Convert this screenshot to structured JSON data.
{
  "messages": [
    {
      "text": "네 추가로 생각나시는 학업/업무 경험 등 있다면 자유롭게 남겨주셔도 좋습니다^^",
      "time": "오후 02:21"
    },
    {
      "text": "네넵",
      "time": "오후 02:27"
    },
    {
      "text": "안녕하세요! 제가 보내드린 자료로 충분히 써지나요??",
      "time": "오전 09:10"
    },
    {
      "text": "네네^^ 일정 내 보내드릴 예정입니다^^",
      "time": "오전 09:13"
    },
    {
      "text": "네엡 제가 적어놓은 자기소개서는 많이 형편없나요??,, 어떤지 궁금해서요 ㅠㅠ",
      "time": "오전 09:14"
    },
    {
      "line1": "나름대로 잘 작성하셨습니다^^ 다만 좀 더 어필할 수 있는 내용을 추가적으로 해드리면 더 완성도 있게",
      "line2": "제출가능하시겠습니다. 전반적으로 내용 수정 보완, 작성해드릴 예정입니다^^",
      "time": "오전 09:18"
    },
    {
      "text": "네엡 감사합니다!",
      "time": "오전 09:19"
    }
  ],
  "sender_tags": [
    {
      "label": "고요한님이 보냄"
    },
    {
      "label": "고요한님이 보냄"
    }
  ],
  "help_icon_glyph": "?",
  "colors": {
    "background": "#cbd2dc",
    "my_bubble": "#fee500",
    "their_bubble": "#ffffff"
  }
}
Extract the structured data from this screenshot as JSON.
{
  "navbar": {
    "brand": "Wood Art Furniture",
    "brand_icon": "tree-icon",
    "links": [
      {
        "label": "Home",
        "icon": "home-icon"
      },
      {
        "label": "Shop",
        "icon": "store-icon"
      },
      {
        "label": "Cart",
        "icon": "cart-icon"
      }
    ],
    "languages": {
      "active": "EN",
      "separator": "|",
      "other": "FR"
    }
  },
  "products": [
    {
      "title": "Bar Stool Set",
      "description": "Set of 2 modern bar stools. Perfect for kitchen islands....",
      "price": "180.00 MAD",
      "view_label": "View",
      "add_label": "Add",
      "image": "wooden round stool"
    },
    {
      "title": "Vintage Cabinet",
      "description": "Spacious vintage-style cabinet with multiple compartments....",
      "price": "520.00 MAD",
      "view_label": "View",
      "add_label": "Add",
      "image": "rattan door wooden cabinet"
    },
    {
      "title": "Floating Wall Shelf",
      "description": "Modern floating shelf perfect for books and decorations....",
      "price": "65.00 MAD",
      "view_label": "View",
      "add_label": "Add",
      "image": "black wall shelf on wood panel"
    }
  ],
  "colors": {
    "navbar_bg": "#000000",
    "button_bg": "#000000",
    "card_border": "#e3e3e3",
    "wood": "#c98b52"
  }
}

*****

*WHAT NEEDS TO BE DONE:* From the entries above, extract every line where the word "screenshot" appears.

*OUTPUT FOR THIS TASK:*
Convert this screenshot to structured JSON data.
Extract the structured data from this screenshot as JSON.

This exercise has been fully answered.